What is asked: Give every line of the material again, exactly as written.

Records shown:
◇ ◇ ◇ ◇ ◇ ◇ ◇

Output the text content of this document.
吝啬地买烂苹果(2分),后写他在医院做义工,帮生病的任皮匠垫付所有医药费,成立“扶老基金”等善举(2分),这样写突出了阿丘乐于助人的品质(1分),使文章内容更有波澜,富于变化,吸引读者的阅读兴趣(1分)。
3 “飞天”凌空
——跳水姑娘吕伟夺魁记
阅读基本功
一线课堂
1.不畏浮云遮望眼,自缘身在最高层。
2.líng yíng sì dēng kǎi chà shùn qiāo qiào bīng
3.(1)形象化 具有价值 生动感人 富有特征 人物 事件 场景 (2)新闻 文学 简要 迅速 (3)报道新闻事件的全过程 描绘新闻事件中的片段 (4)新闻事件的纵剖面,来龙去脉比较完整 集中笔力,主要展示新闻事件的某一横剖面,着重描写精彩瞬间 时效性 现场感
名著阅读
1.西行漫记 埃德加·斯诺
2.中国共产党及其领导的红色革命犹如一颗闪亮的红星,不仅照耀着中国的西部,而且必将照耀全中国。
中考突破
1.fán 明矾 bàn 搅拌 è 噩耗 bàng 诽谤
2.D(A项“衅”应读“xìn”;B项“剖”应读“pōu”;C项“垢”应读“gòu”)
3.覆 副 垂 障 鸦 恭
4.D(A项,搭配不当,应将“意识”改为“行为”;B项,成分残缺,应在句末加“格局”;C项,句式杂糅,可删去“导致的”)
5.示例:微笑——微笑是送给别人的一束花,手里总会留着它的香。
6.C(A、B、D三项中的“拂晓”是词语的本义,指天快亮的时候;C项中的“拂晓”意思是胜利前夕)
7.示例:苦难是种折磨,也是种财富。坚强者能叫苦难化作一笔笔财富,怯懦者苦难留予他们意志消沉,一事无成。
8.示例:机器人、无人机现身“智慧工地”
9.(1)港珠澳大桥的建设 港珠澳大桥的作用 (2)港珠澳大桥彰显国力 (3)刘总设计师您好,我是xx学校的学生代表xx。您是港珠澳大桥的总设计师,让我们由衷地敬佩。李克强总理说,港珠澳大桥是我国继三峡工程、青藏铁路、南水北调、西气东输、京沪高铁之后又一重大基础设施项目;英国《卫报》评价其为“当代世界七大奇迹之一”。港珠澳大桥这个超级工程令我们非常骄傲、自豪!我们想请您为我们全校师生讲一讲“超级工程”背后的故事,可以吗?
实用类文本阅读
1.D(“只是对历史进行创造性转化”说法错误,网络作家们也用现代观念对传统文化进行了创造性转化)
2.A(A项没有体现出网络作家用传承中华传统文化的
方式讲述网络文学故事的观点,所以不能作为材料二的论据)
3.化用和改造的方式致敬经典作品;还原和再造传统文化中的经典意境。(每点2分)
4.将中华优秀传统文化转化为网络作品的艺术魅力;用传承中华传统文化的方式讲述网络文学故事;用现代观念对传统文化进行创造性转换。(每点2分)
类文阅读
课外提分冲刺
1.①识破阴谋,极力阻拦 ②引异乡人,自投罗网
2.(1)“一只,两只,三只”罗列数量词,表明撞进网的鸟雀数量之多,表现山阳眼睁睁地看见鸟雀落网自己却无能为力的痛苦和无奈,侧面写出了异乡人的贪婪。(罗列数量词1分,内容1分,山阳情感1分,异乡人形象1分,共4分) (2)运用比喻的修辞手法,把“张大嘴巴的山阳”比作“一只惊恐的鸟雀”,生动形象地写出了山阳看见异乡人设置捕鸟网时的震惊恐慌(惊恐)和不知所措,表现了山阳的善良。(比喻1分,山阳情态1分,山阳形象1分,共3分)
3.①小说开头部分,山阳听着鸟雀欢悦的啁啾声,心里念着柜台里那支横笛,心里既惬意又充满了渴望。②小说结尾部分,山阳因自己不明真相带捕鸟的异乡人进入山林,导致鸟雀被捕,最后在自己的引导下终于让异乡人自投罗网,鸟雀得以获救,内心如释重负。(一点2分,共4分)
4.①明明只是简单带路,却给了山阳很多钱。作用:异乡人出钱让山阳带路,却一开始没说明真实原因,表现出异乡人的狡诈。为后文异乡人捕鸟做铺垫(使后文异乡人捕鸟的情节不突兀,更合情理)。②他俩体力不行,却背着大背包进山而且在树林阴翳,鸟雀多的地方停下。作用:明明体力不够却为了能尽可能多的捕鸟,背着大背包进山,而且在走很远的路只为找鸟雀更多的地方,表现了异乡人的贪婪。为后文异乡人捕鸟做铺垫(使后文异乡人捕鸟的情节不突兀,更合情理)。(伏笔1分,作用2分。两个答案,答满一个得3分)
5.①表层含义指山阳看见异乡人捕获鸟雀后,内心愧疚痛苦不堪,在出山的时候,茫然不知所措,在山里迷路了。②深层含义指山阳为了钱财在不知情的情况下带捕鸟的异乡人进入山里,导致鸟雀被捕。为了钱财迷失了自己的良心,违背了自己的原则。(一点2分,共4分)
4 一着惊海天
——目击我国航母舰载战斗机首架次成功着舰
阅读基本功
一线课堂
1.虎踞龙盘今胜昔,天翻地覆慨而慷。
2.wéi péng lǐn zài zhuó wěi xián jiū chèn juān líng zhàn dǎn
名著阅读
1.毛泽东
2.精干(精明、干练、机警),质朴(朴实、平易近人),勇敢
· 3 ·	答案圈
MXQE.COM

◇ ◇ ◇ ◇ ◇ ◇ ◇

Task response:
Output the text content of this document.
吝啬地买烂苹果(2分),后写他在医院做义工,帮生病的任皮匠垫付所有医药费,成立“扶老基金”等善举(2分),这样写突出了阿丘乐于助人的品质(1分),使文章内容更有波澜,富于变化,吸引读者的阅读兴趣(1分)。
3 “飞天”凌空
——跳水姑娘吕伟夺魁记
阅读基本功
一线课堂
1.不畏浮云遮望眼,自缘身在最高层。
2.líng yíng sì dēng kǎi chà shùn qiāo qiào bīng
3.(1)形象化 具有价值 生动感人 富有特征 人物 事件 场景 (2)新闻 文学 简要 迅速 (3)报道新闻事件的全过程 描绘新闻事件中的片段 (4)新闻事件的纵剖面,来龙去脉比较完整 集中笔力,主要展示新闻事件的某一横剖面,着重描写精彩瞬间 时效性 现场感
名著阅读
1.西行漫记 埃德加·斯诺
2.中国共产党及其领导的红色革命犹如一颗闪亮的红星,不仅照耀着中国的西部,而且必将照耀全中国。
中考突破
1.fán 明矾 bàn 搅拌 è 噩耗 bàng 诽谤
2.D(A项“衅”应读“xìn”;B项“剖”应读“pōu”;C项“垢”应读“gòu”)
3.覆 副 垂 障 鸦 恭
4.D(A项,搭配不当,应将“意识”改为“行为”;B项,成分残缺,应在句末加“格局”;C项,句式杂糅,可删去“导致的”)
5.示例:微笑——微笑是送给别人的一束花,手里总会留着它的香。
6.C(A、B、D三项中的“拂晓”是词语的本义,指天快亮的时候;C项中的“拂晓”意思是胜利前夕)
7.示例:苦难是种折磨,也是种财富。坚强者能叫苦难化作一笔笔财富,怯懦者苦难留予他们意志消沉,一事无成。
8.示例:机器人、无人机现身“智慧工地”
9.(1)港珠澳大桥的建设 港珠澳大桥的作用 (2)港珠澳大桥彰显国力 (3)刘总设计师您好,我是xx学校的学生代表xx。您是港珠澳大桥的总设计师,让我们由衷地敬佩。李克强总理说,港珠澳大桥是我国继三峡工程、青藏铁路、南水北调、西气东输、京沪高铁之后又一重大基础设施项目;英国《卫报》评价其为“当代世界七大奇迹之一”。港珠澳大桥这个超级工程令我们非常骄傲、自豪!我们想请您为我们全校师生讲一讲“超级工程”背后的故事,可以吗?
实用类文本阅读
1.D(“只是对历史进行创造性转化”说法错误,网络作家们也用现代观念对传统文化进行了创造性转化)
2.A(A项没有体现出网络作家用传承中华传统文化的
方式讲述网络文学故事的观点,所以不能作为材料二的论据)
3.化用和改造的方式致敬经典作品;还原和再造传统文化中的经典意境。(每点2分)
4.将中华优秀传统文化转化为网络作品的艺术魅力;用传承中华传统文化的方式讲述网络文学故事;用现代观念对传统文化进行创造性转换。(每点2分)
类文阅读
课外提分冲刺
1.①识破阴谋,极力阻拦 ②引异乡人,自投罗网
2.(1)“一只,两只,三只”罗列数量词,表明撞进网的鸟雀数量之多,表现山阳眼睁睁地看见鸟雀落网自己却无能为力的痛苦和无奈,侧面写出了异乡人的贪婪。(罗列数量词1分,内容1分,山阳情感1分,异乡人形象1分,共4分) (2)运用比喻的修辞手法,把“张大嘴巴的山阳”比作“一只惊恐的鸟雀”,生动形象地写出了山阳看见异乡人设置捕鸟网时的震惊恐慌(惊恐)和不知所措,表现了山阳的善良。(比喻1分,山阳情态1分,山阳形象1分,共3分)
3.①小说开头部分,山阳听着鸟雀欢悦的啁啾声,心里念着柜台里那支横笛,心里既惬意又充满了渴望。②小说结尾部分,山阳因自己不明真相带捕鸟的异乡人进入山林,导致鸟雀被捕,最后在自己的引导下终于让异乡人自投罗网,鸟雀得以获救,内心如释重负。(一点2分,共4分)
4.①明明只是简单带路,却给了山阳很多钱。作用:异乡人出钱让山阳带路,却一开始没说明真实原因,表现出异乡人的狡诈。为后文异乡人捕鸟做铺垫(使后文异乡人捕鸟的情节不突兀,更合情理)。②他俩体力不行,却背着大背包进山而且在树林阴翳,鸟雀多的地方停下。作用:明明体力不够却为了能尽可能多的捕鸟,背着大背包进山,而且在走很远的路只为找鸟雀更多的地方,表现了异乡人的贪婪。为后文异乡人捕鸟做铺垫(使后文异乡人捕鸟的情节不突兀,更合情理)。(伏笔1分,作用2分。两个答案,答满一个得3分)
5.①表层含义指山阳看见异乡人捕获鸟雀后,内心愧疚痛苦不堪,在出山的时候,茫然不知所措,在山里迷路了。②深层含义指山阳为了钱财在不知情的情况下带捕鸟的异乡人进入山里,导致鸟雀被捕。为了钱财迷失了自己的良心,违背了自己的原则。(一点2分,共4分)
4 一着惊海天
——目击我国航母舰载战斗机首架次成功着舰
阅读基本功
一线课堂
1.虎踞龙盘今胜昔,天翻地覆慨而慷。
2.wéi péng lǐn zài zhuó wěi xián jiū chèn juān líng zhàn dǎn
名著阅读
1.毛泽东
2.精干(精明、干练、机警),质朴(朴实、平易近人),勇敢
· 3 ·	答案圈
MXQE.COM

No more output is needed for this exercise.